### WHAT TO PRODUCE
Give only the number of lines in the listing below where the string "متوسط" occurs.

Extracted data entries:
§
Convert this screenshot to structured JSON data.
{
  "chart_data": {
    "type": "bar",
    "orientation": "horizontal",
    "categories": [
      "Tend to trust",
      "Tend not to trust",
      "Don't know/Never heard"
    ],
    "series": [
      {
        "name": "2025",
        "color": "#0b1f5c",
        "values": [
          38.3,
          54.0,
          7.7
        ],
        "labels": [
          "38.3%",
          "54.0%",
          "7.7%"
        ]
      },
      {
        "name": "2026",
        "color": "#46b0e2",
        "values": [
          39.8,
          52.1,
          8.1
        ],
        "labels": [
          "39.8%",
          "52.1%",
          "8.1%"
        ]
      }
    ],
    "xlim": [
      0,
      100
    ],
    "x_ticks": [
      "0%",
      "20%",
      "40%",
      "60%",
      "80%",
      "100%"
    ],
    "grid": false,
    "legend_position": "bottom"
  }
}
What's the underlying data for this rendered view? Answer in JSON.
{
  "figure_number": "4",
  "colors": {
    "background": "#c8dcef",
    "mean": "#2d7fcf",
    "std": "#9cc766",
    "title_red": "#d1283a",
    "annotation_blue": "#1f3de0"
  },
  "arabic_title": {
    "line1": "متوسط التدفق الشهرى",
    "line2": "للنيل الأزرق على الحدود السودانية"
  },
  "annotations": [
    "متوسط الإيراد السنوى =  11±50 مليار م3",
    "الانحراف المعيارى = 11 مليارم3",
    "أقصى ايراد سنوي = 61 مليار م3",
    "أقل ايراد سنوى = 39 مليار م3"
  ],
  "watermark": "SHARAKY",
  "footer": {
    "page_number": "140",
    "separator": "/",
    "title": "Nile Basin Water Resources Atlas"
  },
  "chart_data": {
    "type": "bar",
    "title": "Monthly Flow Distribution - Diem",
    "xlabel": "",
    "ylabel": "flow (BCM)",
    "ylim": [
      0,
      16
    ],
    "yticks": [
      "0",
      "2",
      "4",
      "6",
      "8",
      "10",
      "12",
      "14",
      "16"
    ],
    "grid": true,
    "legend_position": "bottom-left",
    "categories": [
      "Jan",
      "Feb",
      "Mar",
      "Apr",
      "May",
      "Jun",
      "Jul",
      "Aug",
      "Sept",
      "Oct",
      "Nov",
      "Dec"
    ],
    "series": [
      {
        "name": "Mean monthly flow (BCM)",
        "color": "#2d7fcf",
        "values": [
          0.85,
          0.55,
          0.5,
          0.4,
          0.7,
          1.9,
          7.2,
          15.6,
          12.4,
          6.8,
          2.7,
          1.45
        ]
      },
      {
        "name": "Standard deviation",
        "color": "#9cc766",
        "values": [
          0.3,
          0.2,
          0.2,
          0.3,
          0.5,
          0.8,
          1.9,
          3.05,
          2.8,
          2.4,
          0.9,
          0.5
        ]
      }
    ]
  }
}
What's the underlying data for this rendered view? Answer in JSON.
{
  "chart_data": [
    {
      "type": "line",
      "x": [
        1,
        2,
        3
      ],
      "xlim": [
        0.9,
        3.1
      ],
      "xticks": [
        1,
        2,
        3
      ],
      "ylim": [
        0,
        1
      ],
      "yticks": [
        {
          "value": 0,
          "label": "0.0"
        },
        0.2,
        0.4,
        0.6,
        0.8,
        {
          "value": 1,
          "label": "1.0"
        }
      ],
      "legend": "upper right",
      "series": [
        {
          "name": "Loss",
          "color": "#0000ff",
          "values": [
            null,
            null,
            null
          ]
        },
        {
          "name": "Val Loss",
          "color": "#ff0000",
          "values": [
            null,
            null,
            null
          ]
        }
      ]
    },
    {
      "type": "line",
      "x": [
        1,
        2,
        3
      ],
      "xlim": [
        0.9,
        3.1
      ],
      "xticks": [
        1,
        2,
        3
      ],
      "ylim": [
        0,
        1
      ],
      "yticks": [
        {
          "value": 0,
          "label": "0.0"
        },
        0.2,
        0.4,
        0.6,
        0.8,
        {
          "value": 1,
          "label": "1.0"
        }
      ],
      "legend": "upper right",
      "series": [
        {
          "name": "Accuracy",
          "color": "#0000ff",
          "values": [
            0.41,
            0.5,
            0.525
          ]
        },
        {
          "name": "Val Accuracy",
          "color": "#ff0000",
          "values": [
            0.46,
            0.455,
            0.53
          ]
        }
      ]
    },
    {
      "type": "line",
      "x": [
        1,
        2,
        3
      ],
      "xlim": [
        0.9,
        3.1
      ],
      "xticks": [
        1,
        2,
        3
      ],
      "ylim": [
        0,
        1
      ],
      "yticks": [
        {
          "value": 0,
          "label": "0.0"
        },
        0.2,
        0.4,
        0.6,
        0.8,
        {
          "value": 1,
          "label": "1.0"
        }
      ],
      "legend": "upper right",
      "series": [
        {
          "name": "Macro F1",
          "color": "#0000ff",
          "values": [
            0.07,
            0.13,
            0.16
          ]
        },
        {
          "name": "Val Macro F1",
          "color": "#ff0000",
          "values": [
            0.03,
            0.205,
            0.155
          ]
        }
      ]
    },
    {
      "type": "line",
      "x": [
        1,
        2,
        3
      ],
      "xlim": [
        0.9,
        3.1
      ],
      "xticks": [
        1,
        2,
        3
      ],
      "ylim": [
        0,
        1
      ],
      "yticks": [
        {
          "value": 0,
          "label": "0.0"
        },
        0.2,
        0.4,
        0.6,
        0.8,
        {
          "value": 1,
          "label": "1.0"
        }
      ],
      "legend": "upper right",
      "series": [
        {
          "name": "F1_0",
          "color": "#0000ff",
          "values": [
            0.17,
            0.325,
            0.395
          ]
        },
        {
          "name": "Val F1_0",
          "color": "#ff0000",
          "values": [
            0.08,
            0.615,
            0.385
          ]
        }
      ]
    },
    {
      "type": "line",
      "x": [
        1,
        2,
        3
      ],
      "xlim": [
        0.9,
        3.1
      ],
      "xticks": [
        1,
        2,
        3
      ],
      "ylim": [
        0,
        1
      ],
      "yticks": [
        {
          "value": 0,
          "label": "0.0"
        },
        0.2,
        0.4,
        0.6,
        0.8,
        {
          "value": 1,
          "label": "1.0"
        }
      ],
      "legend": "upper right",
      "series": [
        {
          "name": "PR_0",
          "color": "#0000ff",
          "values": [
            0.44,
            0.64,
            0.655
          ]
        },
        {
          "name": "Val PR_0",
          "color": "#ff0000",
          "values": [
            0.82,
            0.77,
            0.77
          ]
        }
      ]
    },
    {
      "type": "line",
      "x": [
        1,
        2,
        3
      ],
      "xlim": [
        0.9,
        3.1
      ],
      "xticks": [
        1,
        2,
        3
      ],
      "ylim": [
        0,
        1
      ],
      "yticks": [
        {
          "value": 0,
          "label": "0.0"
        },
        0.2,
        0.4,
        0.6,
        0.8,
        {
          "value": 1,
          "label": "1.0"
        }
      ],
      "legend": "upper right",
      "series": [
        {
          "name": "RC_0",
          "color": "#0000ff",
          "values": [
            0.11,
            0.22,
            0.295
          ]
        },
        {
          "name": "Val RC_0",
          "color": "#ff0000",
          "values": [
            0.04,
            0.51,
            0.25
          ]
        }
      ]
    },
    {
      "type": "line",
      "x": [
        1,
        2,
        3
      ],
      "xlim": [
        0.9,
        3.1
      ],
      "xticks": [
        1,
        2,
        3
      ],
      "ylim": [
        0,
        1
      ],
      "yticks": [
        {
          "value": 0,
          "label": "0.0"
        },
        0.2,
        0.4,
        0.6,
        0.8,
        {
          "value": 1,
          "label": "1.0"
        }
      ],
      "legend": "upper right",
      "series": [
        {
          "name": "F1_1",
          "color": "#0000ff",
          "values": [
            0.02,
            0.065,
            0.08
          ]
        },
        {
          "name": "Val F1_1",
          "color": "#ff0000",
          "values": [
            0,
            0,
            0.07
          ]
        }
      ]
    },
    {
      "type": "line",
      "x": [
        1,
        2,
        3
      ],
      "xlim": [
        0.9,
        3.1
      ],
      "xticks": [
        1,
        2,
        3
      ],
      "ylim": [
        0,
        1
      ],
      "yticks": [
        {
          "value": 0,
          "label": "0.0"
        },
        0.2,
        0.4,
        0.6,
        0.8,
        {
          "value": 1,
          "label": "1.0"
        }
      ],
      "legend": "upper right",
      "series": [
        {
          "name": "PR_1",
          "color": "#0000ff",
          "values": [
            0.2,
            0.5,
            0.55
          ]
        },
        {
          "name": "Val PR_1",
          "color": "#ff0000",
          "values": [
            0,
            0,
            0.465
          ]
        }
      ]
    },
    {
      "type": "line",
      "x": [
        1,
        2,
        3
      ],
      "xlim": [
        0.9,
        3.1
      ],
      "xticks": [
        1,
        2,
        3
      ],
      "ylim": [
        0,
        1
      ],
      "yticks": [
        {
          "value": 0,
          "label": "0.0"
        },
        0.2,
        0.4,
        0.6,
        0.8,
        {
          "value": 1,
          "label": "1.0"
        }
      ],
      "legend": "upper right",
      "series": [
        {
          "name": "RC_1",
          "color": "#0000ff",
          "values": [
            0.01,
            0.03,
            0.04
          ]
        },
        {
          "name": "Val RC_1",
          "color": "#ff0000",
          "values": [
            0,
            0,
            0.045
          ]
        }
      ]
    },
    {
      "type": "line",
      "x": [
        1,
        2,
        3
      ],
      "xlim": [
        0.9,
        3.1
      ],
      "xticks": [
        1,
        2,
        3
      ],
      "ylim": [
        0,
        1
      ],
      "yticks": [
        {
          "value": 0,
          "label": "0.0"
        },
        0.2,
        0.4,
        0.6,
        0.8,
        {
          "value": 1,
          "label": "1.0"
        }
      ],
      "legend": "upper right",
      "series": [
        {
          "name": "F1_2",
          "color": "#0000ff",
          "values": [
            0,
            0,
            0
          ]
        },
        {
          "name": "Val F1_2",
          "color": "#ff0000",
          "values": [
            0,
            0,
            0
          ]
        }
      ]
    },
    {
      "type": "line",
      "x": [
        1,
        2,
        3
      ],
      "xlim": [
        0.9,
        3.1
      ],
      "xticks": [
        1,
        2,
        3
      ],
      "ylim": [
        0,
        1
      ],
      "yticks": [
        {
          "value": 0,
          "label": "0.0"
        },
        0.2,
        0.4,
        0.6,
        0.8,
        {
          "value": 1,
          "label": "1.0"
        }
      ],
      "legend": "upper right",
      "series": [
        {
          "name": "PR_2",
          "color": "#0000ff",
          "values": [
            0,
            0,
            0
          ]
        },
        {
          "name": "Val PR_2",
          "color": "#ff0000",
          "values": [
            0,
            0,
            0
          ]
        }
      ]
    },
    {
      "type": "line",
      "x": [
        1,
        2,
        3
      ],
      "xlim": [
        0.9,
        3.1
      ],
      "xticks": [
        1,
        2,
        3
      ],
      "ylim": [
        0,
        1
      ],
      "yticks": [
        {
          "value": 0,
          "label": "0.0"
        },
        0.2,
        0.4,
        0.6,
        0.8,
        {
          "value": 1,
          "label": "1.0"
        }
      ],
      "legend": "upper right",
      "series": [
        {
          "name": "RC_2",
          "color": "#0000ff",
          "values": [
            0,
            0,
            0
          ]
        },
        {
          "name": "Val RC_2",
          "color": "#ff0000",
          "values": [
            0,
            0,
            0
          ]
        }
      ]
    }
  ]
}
§
### SOLUTION TO THIS PROBLEM
2